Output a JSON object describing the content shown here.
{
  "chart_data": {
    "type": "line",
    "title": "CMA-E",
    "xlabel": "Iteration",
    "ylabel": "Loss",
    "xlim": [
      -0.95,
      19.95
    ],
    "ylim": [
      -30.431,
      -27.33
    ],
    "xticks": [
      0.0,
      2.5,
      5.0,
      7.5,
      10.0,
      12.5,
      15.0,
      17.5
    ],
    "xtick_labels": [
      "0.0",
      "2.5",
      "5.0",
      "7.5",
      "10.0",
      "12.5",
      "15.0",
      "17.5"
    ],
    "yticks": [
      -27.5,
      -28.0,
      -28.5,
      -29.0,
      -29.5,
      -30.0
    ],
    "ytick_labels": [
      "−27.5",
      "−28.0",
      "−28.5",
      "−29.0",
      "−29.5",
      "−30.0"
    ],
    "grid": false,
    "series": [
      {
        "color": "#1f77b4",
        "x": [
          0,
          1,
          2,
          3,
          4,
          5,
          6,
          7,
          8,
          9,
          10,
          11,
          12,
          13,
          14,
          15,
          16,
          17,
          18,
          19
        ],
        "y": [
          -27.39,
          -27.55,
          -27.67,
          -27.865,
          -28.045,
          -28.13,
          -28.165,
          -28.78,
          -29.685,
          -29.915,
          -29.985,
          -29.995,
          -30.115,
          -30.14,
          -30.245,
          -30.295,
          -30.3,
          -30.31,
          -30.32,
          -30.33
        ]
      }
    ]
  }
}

Short exercise
Your task is to print all of the records exactly.

Exercise response
Output a JSON object describing the content shown here.
{
  "chart_data": {
    "type": "line",
    "title": "CMA-E",
    "xlabel": "Iteration",
    "ylabel": "Loss",
    "xlim": [
      -0.95,
      19.95
    ],
    "ylim": [
      -30.431,
      -27.33
    ],
    "xticks": [
      0.0,
      2.5,
      5.0,
      7.5,
      10.0,
      12.5,
      15.0,
      17.5
    ],
    "xtick_labels": [
      "0.0",
      "2.5",
      "5.0",
      "7.5",
      "10.0",
      "12.5",
      "15.0",
      "17.5"
    ],
    "yticks": [
      -27.5,
      -28.0,
      -28.5,
      -29.0,
      -29.5,
      -30.0
    ],
    "ytick_labels": [
      "−27.5",
      "−28.0",
      "−28.5",
      "−29.0",
      "−29.5",
      "−30.0"
    ],
    "grid": false,
    "series": [
      {
        "color": "#1f77b4",
        "x": [
          0,
          1,
          2,
          3,
          4,
          5,
          6,
          7,
          8,
          9,
          10,
          11,
          12,
          13,
          14,
          15,
          16,
          17,
          18,
          19
        ],
        "y": [
          -27.39,
          -27.55,
          -27.67,
          -27.865,
          -28.045,
          -28.13,
          -28.165,
          -28.78,
          -29.685,
          -29.915,
          -29.985,
          -29.995,
          -30.115,
          -30.14,
          -30.245,
          -30.295,
          -30.3,
          -30.31,
          -30.32,
          -30.33
        ]
      }
    ]
  }
}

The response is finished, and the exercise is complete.